------ Document segment

The COVID-19 pandemic has pushed companies to accelerate advances in video conferencing and the use of AI and machine learning. Two companies at the forefront of these advances are Pinscreen and NVIDIA. Both are using advanced Machine Learning and Generative Adversarial Networks (GANs) to advance what is possible while approaching the problem from very different points of view.
At SIGGRAPH Pinscreen presented at Real-Time Live (RTL) two advances in real-time graphics. The work in virtual body scanning from a single camera or Monoport jointly won Best of Show, (see our story here). The second demo was of their fully digital agent, Frances, who was interviewed live during the event.
At fxguide, we were keen to test drive a video chat with Digital Frances ourselves, but we figured it would be more fun to have Digital Michael interview Digital Frances. In this exclusive video below, we speak to Founder Hao Li, and a neural rendered Digital Michael interviews Digital Frances.

------------
------ Source material

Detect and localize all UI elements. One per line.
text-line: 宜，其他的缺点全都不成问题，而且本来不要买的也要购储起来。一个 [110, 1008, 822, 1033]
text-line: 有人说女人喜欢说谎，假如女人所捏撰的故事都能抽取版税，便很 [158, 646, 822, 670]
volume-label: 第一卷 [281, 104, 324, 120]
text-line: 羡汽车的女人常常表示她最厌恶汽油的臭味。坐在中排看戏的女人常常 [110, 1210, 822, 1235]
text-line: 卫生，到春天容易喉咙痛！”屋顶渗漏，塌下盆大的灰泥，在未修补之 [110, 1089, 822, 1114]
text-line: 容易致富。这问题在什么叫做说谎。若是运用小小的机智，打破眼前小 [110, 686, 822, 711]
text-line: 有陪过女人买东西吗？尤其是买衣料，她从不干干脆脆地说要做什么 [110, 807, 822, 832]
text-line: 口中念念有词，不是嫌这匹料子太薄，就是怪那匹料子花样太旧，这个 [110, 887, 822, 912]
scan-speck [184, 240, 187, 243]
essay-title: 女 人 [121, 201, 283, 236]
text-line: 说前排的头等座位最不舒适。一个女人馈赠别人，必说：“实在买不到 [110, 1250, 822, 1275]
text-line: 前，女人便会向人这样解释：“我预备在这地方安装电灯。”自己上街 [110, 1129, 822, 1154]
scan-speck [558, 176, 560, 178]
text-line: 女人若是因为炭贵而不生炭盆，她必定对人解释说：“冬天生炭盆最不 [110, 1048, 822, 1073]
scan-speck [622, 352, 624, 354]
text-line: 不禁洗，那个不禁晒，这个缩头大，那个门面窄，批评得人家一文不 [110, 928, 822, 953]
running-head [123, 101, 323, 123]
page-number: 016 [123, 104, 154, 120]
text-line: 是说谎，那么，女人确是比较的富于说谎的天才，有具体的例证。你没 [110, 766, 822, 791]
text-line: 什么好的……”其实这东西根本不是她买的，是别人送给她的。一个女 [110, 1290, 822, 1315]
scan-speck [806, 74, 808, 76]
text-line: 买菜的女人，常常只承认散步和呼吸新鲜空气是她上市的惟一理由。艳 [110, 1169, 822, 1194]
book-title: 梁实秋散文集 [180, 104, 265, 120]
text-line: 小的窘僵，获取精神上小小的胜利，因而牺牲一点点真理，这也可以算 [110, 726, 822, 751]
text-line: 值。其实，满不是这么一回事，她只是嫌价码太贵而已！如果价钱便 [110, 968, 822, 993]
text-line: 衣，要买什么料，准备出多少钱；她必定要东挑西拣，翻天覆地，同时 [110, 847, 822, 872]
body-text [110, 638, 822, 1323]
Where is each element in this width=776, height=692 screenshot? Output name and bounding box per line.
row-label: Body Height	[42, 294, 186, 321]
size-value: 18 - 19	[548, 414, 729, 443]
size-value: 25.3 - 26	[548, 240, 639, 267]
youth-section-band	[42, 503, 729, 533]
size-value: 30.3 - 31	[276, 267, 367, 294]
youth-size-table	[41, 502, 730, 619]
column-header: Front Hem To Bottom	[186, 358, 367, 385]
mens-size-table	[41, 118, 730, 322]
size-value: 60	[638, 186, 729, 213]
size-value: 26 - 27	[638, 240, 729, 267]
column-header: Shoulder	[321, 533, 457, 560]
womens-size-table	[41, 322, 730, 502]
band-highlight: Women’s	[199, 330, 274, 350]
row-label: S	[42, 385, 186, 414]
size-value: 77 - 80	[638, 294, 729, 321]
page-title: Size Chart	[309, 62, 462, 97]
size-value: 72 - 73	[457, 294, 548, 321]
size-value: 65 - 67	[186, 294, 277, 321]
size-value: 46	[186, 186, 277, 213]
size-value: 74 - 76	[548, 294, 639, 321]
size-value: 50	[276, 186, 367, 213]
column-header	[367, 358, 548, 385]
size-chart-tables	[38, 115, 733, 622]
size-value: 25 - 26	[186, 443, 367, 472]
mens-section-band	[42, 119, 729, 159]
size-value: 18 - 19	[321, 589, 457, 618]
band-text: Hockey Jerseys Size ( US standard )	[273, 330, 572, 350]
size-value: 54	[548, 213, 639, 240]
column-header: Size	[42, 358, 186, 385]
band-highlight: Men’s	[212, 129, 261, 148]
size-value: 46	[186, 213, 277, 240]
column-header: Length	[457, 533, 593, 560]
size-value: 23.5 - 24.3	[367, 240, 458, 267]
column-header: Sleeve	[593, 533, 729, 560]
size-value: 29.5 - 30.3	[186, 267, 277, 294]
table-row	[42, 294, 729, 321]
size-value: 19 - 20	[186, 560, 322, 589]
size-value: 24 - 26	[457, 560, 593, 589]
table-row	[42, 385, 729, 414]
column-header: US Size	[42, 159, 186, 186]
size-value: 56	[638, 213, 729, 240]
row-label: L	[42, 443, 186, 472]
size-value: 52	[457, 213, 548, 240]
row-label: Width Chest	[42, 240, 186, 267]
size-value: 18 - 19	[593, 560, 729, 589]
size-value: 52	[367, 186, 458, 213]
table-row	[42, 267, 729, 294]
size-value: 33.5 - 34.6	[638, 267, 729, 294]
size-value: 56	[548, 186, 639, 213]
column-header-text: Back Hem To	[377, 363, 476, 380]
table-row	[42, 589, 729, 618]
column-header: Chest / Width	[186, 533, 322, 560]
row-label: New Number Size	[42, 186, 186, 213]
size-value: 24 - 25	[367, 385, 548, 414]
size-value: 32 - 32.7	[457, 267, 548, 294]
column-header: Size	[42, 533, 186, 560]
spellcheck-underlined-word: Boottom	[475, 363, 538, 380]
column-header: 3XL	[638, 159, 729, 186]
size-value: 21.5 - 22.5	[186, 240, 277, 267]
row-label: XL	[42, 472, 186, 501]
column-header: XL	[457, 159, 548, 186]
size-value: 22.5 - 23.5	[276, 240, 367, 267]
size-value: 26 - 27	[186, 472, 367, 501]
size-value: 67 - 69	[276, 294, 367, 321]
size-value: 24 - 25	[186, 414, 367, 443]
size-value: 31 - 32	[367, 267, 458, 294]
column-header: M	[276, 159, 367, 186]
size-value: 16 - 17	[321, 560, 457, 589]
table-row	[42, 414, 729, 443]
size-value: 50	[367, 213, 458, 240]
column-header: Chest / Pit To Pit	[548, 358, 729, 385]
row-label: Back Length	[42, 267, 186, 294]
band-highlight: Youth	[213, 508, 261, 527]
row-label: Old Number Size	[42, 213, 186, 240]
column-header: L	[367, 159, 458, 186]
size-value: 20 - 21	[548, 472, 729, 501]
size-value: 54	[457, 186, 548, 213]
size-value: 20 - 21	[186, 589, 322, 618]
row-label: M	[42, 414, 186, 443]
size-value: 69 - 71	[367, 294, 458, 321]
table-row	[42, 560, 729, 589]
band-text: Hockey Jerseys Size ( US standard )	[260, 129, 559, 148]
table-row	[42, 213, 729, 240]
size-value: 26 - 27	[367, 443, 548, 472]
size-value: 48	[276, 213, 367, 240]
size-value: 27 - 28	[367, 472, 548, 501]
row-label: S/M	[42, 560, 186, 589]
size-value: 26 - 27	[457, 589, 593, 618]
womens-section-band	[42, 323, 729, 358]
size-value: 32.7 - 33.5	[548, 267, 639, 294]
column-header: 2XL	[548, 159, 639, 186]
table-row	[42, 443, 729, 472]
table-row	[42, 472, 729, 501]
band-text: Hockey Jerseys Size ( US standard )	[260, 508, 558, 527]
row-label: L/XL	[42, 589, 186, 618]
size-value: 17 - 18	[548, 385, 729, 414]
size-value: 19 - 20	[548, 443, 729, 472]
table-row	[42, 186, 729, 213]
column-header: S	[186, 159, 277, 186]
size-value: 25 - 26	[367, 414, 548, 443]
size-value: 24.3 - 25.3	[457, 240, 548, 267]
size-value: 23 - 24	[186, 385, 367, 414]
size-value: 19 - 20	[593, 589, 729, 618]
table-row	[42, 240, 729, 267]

------------

:: Work instruction 1 ::
Which words or abbreviations in the article on Pinscreen and NVIDIA are written entirely in capital letters (ignoring digits and hyphens)?
:: Work instruction 2 ::
Do these statements agree with the article on Pinscreen and NVIDIA? Answer yes or no for each, and quote the deciding words.
(a) The virtual body scanning work shared the Best of Show award.
(b) Frances was interviewed in a session recorded before the event.
(c) In the fxguide video, Hao Li interviews Digital Frances.
:: Work instruction 3 ::
Write the next part of the article on Pinscreen and NVIDIA, starting after its final sentence.

:: Answer 1 ::
COVID-19, AI, NVIDIA, SIGGRAPH, RTL

:: Answer 2 ::
(a) Yes: "jointly won Best of Show"
(b) No: "interviewed live during the event"
(c) No: "a neural rendered Digital Michael interviews Digital Frances"

:: Answer 3 ::
The Digital Michael is a UE4 real-time rendered digital avatar, which then has an additional GAN generated face incorporated, driven by the UE4 face. Digital Frances is a fully virtual assistant that is answering questions and being rendered in real-time also in UE4. This includes her simulated digital hair and spontaneous unscripted responses.
Pinscreen uses their own in-house technology built around their paGAN software to power their UE4 characters and avatars. Their AI technology is independent of NVIDIA’s new Maxine software below, but it does use NVIDIA’s GPU card technology.
New AI breakthroughs have been shown as part of NVIDIA Maxine. This is a suite of new software developed to enhance video conferencing.
There is a set of new AI SDKs and innovations around video conferencing. For example, a cloud-native video streaming AI SDK, which dramatically reduces bandwidth use while making it possible to re-animate faces, correct gaze, and animate characters for immersive and engaging meetings.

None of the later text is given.